THE TASK: In the entries below, find every line with "THING" and copy it.
▶
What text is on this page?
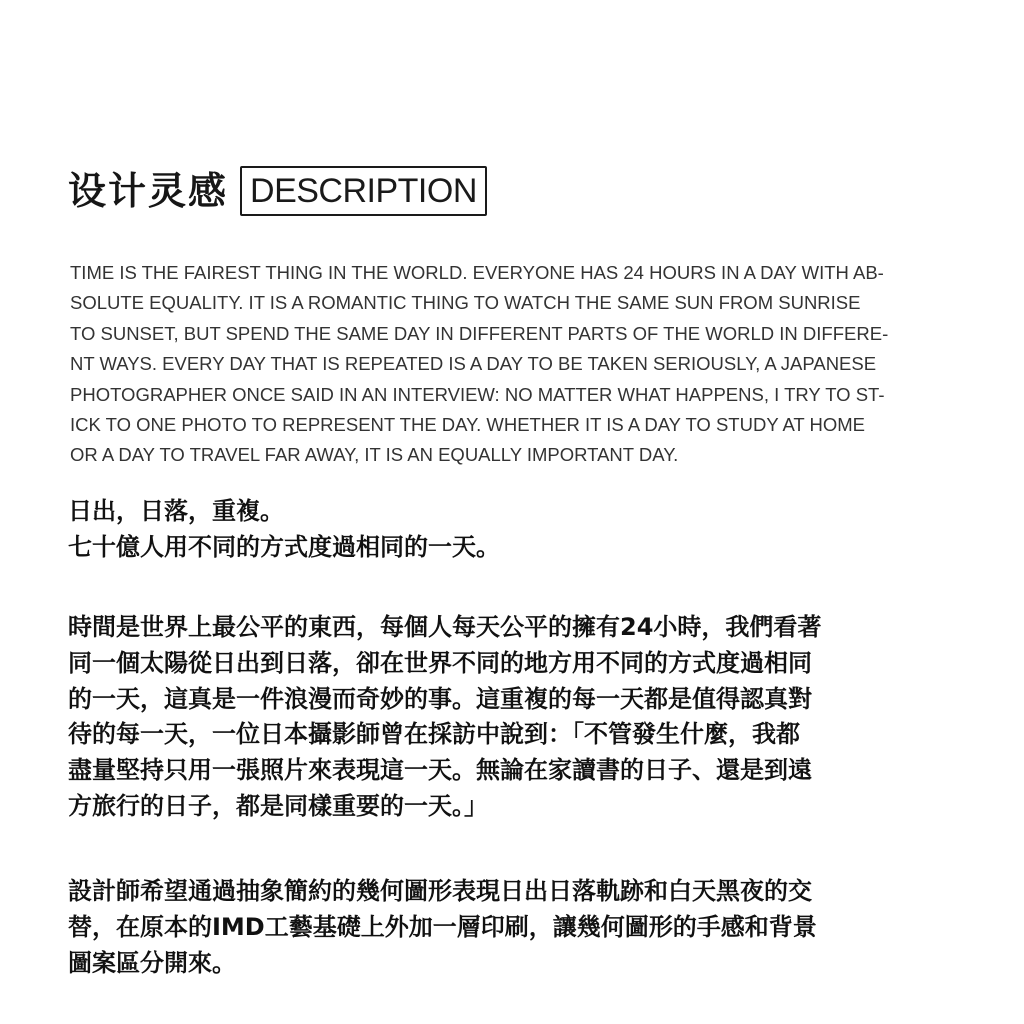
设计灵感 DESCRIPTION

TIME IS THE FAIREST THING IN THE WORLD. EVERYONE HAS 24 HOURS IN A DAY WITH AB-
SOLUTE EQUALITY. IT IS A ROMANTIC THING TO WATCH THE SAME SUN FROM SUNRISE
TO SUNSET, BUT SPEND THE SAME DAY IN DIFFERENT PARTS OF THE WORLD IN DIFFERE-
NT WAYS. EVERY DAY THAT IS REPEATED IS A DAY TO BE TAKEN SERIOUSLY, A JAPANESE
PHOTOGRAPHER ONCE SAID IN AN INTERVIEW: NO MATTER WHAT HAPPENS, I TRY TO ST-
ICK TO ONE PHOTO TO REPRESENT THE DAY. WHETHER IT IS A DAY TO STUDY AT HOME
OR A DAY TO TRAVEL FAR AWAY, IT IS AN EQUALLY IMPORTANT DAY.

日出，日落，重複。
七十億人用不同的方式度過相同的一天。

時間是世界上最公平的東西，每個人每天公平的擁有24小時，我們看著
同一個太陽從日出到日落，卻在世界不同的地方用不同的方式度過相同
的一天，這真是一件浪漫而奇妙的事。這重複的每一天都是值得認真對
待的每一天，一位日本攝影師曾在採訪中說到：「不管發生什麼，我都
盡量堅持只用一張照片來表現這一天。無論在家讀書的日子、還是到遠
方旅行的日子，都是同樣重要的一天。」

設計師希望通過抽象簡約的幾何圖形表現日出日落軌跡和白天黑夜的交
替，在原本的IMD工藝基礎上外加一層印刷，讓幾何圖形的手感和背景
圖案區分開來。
◀
SOLUTION FOR THIS PROBLEM:
TIME IS THE FAIREST THING IN THE WORLD. EVERYONE HAS 24 HOURS IN A DAY WITH AB-
SOLUTE EQUALITY. IT IS A ROMANTIC THING TO WATCH THE SAME SUN FROM SUNRISE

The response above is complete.